>> Begin Records to use

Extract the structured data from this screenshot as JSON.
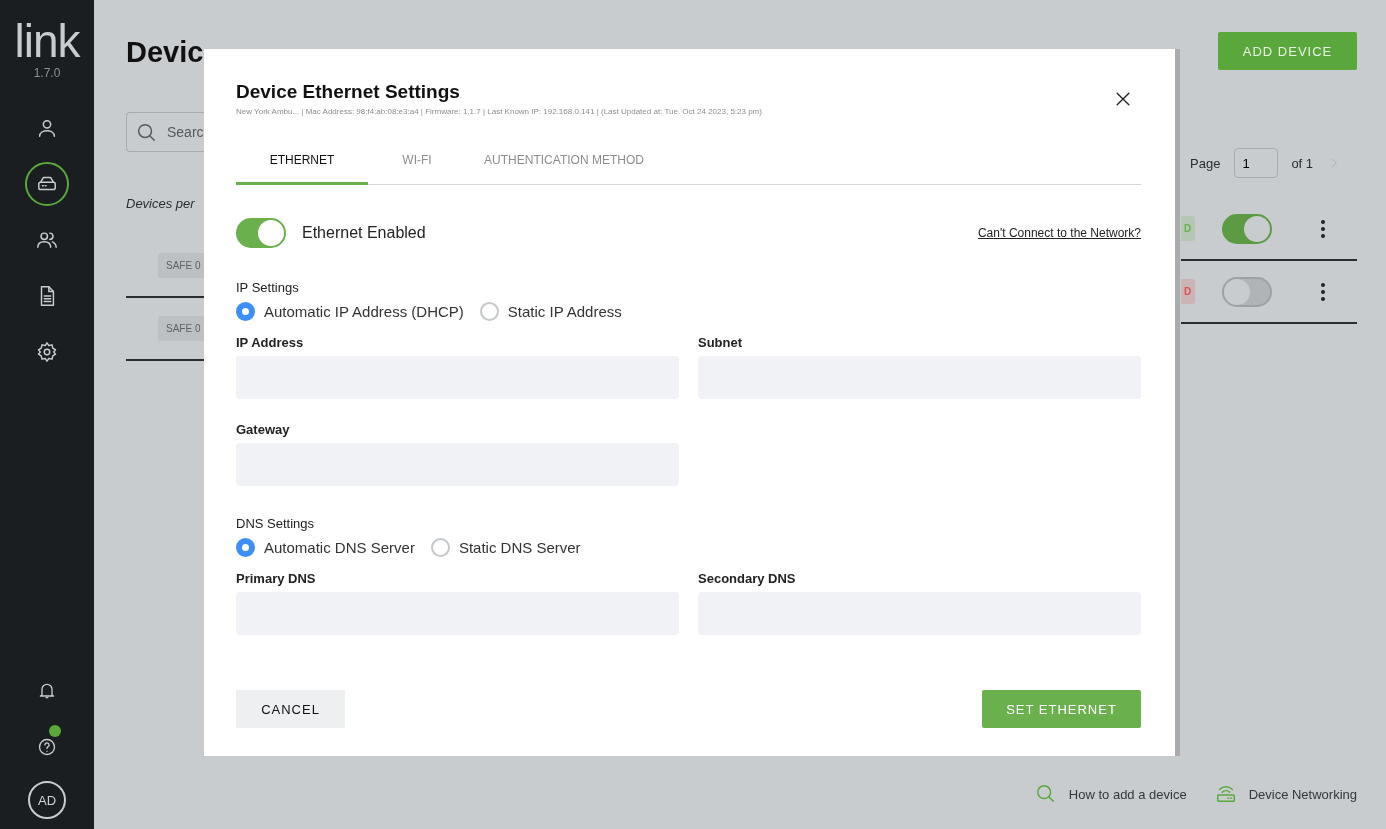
{
  "sidebar": {
    "logo": "link",
    "version": "1.7.0",
    "nav": [
      {
        "selected": false
      },
      {
        "selected": true
      },
      {
        "selected": false
      },
      {
        "selected": false
      },
      {
        "selected": false
      }
    ],
    "help_badge": true,
    "avatar": "AD"
  },
  "page": {
    "title": "Devic",
    "add_button": "ADD DEVICE",
    "search": {
      "placeholder": "Searc"
    },
    "per_page_label": "Devices per",
    "pagination": {
      "label": "Page",
      "value": "1",
      "total": "of 1"
    },
    "rows": [
      {
        "tag": "SAFE 0",
        "status": "D",
        "color": "#6ab04c",
        "enabled": true
      },
      {
        "tag": "SAFE 0",
        "status": "D",
        "color": "#d9534f",
        "enabled": false
      }
    ],
    "footer_links": [
      "How to add a device",
      "Device Networking"
    ]
  },
  "modal": {
    "title": "Device Ethernet Settings",
    "subtitle": "New York Ambu... | Mac Address: 98:f4:ab:08:e3:a4 | Firmware: 1.1.7 | Last Known IP: 192.168.0.141 | (Last Updated at: Tue. Oct 24 2023, 5:23 pm)",
    "tabs": [
      {
        "label": "ETHERNET",
        "selected": true
      },
      {
        "label": "WI-FI",
        "selected": false
      },
      {
        "label": "AUTHENTICATION METHOD",
        "selected": false
      }
    ],
    "ethernet": {
      "label": "Ethernet Enabled",
      "on": true
    },
    "help_link": "Can't Connect to the Network?",
    "ip_settings": {
      "label": "IP Settings",
      "options": [
        {
          "label": "Automatic IP Address (DHCP)",
          "selected": true
        },
        {
          "label": "Static IP Address",
          "selected": false
        }
      ],
      "fields": [
        {
          "label": "IP Address"
        },
        {
          "label": "Subnet"
        },
        {
          "label": "Gateway"
        }
      ]
    },
    "dns_settings": {
      "label": "DNS Settings",
      "options": [
        {
          "label": "Automatic DNS Server",
          "selected": true
        },
        {
          "label": "Static DNS Server",
          "selected": false
        }
      ],
      "fields": [
        {
          "label": "Primary DNS"
        },
        {
          "label": "Secondary DNS"
        }
      ]
    },
    "cancel_button": "CANCEL",
    "submit_button": "SET ETHERNET"
  }
}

>> End Records to use

Do not include the images; transcribe the rest of the listing exactly.

Written solution:
Extract the structured data from this screenshot as JSON.
{
  "sidebar": {
    "logo": "link",
    "version": "1.7.0",
    "nav": [
      {
        "selected": false
      },
      {
        "selected": true
      },
      {
        "selected": false
      },
      {
        "selected": false
      },
      {
        "selected": false
      }
    ],
    "help_badge": true,
    "avatar": "AD"
  },
  "page": {
    "title": "Devic",
    "add_button": "ADD DEVICE",
    "search": {
      "placeholder": "Searc"
    },
    "per_page_label": "Devices per",
    "pagination": {
      "label": "Page",
      "value": "1",
      "total": "of 1"
    },
    "rows": [
      {
        "tag": "SAFE 0",
        "status": "D",
        "color": "#6ab04c",
        "enabled": true
      },
      {
        "tag": "SAFE 0",
        "status": "D",
        "color": "#d9534f",
        "enabled": false
      }
    ],
    "footer_links": [
      "How to add a device",
      "Device Networking"
    ]
  },
  "modal": {
    "title": "Device Ethernet Settings",
    "subtitle": "New York Ambu... | Mac Address: 98:f4:ab:08:e3:a4 | Firmware: 1.1.7 | Last Known IP: 192.168.0.141 | (Last Updated at: Tue. Oct 24 2023, 5:23 pm)",
    "tabs": [
      {
        "label": "ETHERNET",
        "selected": true
      },
      {
        "label": "WI-FI",
        "selected": false
      },
      {
        "label": "AUTHENTICATION METHOD",
        "selected": false
      }
    ],
    "ethernet": {
      "label": "Ethernet Enabled",
      "on": true
    },
    "help_link": "Can't Connect to the Network?",
    "ip_settings": {
      "label": "IP Settings",
      "options": [
        {
          "label": "Automatic IP Address (DHCP)",
          "selected": true
        },
        {
          "label": "Static IP Address",
          "selected": false
        }
      ],
      "fields": [
        {
          "label": "IP Address"
        },
        {
          "label": "Subnet"
        },
        {
          "label": "Gateway"
        }
      ]
    },
    "dns_settings": {
      "label": "DNS Settings",
      "options": [
        {
          "label": "Automatic DNS Server",
          "selected": true
        },
        {
          "label": "Static DNS Server",
          "selected": false
        }
      ],
      "fields": [
        {
          "label": "Primary DNS"
        },
        {
          "label": "Secondary DNS"
        }
      ]
    },
    "cancel_button": "CANCEL",
    "submit_button": "SET ETHERNET"
  }
}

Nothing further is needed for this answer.